To do ▸ Convert every record below into a JSON list of strings, with one string per line and blank lines omitted.

start Dataset records

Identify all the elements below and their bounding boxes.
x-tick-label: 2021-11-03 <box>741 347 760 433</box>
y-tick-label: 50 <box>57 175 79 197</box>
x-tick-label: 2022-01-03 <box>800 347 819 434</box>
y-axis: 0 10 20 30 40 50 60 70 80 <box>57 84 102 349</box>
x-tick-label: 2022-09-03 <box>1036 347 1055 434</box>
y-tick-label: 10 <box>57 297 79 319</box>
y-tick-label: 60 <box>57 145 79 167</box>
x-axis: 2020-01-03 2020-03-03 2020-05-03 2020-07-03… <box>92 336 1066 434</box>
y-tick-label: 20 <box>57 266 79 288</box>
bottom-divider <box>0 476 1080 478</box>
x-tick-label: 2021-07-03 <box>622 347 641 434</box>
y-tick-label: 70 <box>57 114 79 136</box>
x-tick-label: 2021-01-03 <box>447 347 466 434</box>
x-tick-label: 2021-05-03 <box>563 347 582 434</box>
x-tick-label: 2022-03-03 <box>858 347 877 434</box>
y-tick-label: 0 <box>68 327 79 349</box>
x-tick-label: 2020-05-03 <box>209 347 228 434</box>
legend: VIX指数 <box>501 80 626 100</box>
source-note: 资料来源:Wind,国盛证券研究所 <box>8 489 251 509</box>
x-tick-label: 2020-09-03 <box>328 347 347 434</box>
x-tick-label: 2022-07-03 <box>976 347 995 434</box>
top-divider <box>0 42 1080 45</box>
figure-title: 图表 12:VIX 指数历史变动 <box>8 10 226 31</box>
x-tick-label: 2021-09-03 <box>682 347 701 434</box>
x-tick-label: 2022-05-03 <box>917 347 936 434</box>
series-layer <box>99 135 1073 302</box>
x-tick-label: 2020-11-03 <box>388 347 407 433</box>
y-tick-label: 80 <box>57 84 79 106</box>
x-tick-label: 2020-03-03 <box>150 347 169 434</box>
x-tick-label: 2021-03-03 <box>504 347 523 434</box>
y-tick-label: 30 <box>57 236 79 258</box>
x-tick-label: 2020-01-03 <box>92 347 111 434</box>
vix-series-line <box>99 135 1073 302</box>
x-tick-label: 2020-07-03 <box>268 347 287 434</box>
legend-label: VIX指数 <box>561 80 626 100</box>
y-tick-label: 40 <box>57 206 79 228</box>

end Dataset records

Full answer ▸
[
  "Identify all the elements below and their bounding boxes.",
  "x-tick-label: 2021-11-03 <box>741 347 760 433</box>",
  "y-tick-label: 50 <box>57 175 79 197</box>",
  "x-tick-label: 2022-01-03 <box>800 347 819 434</box>",
  "y-axis: 0 10 20 30 40 50 60 70 80 <box>57 84 102 349</box>",
  "x-tick-label: 2022-09-03 <box>1036 347 1055 434</box>",
  "y-tick-label: 10 <box>57 297 79 319</box>",
  "y-tick-label: 60 <box>57 145 79 167</box>",
  "x-axis: 2020-01-03 2020-03-03 2020-05-03 2020-07-03… <box>92 336 1066 434</box>",
  "y-tick-label: 20 <box>57 266 79 288</box>",
  "bottom-divider <box>0 476 1080 478</box>",
  "x-tick-label: 2021-07-03 <box>622 347 641 434</box>",
  "y-tick-label: 70 <box>57 114 79 136</box>",
  "x-tick-label: 2021-01-03 <box>447 347 466 434</box>",
  "x-tick-label: 2021-05-03 <box>563 347 582 434</box>",
  "x-tick-label: 2022-03-03 <box>858 347 877 434</box>",
  "y-tick-label: 0 <box>68 327 79 349</box>",
  "x-tick-label: 2020-05-03 <box>209 347 228 434</box>",
  "legend: VIX指数 <box>501 80 626 100</box>",
  "source-note: 资料来源:Wind,国盛证券研究所 <box>8 489 251 509</box>",
  "x-tick-label: 2020-09-03 <box>328 347 347 434</box>",
  "x-tick-label: 2022-07-03 <box>976 347 995 434</box>",
  "top-divider <box>0 42 1080 45</box>",
  "figure-title: 图表 12:VIX 指数历史变动 <box>8 10 226 31</box>",
  "x-tick-label: 2021-09-03 <box>682 347 701 434</box>",
  "x-tick-label: 2022-05-03 <box>917 347 936 434</box>",
  "series-layer <box>99 135 1073 302</box>",
  "x-tick-label: 2020-11-03 <box>388 347 407 433</box>",
  "y-tick-label: 80 <box>57 84 79 106</box>",
  "x-tick-label: 2020-03-03 <box>150 347 169 434</box>",
  "x-tick-label: 2021-03-03 <box>504 347 523 434</box>",
  "y-tick-label: 30 <box>57 236 79 258</box>",
  "x-tick-label: 2020-01-03 <box>92 347 111 434</box>",
  "vix-series-line <box>99 135 1073 302</box>",
  "x-tick-label: 2020-07-03 <box>268 347 287 434</box>",
  "legend-label: VIX指数 <box>561 80 626 100</box>",
  "y-tick-label: 40 <box>57 206 79 228</box>"
]